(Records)
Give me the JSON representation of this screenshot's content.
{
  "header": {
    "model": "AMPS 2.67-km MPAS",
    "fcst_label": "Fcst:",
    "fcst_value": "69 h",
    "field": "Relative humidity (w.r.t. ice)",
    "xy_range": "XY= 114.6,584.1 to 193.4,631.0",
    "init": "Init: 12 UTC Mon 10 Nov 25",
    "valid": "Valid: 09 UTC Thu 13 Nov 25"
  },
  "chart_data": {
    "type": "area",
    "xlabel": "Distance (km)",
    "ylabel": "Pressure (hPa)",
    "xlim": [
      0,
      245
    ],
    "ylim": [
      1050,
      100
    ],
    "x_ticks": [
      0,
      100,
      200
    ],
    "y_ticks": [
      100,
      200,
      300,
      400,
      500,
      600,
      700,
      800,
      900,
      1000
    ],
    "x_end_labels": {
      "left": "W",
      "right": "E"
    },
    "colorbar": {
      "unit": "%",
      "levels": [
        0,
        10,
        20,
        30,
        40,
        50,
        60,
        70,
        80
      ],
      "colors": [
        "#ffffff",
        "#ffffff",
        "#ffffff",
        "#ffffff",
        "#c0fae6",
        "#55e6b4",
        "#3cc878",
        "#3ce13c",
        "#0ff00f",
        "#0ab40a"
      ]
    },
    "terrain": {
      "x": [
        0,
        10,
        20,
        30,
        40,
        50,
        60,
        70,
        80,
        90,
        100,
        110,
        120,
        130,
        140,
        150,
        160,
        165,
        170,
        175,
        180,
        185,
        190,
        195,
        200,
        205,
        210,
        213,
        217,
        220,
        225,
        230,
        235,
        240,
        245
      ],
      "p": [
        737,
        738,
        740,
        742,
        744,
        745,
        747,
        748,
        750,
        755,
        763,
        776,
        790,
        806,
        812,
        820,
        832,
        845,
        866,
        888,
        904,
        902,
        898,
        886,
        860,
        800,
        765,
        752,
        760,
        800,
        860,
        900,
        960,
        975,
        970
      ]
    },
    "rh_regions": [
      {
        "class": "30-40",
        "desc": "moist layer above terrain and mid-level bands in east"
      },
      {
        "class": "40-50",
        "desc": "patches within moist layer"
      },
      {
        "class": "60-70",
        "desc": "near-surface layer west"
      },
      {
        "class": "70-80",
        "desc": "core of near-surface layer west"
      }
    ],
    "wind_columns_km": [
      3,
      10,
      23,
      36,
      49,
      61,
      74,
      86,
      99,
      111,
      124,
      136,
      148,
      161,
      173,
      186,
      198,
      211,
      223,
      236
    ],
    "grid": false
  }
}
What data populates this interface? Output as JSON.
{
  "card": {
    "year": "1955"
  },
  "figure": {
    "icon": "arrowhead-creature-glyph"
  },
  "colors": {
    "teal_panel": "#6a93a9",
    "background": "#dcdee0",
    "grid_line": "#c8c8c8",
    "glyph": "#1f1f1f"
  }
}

_Problem_: Find the line containing "What data populates", then output it and every line after it to the end of the data, exactly.

_Correct answer_:
What data populates this interface? Output as JSON.
{
  "card": {
    "year": "1955"
  },
  "figure": {
    "icon": "arrowhead-creature-glyph"
  },
  "colors": {
    "teal_panel": "#6a93a9",
    "background": "#dcdee0",
    "grid_line": "#c8c8c8",
    "glyph": "#1f1f1f"
  }
}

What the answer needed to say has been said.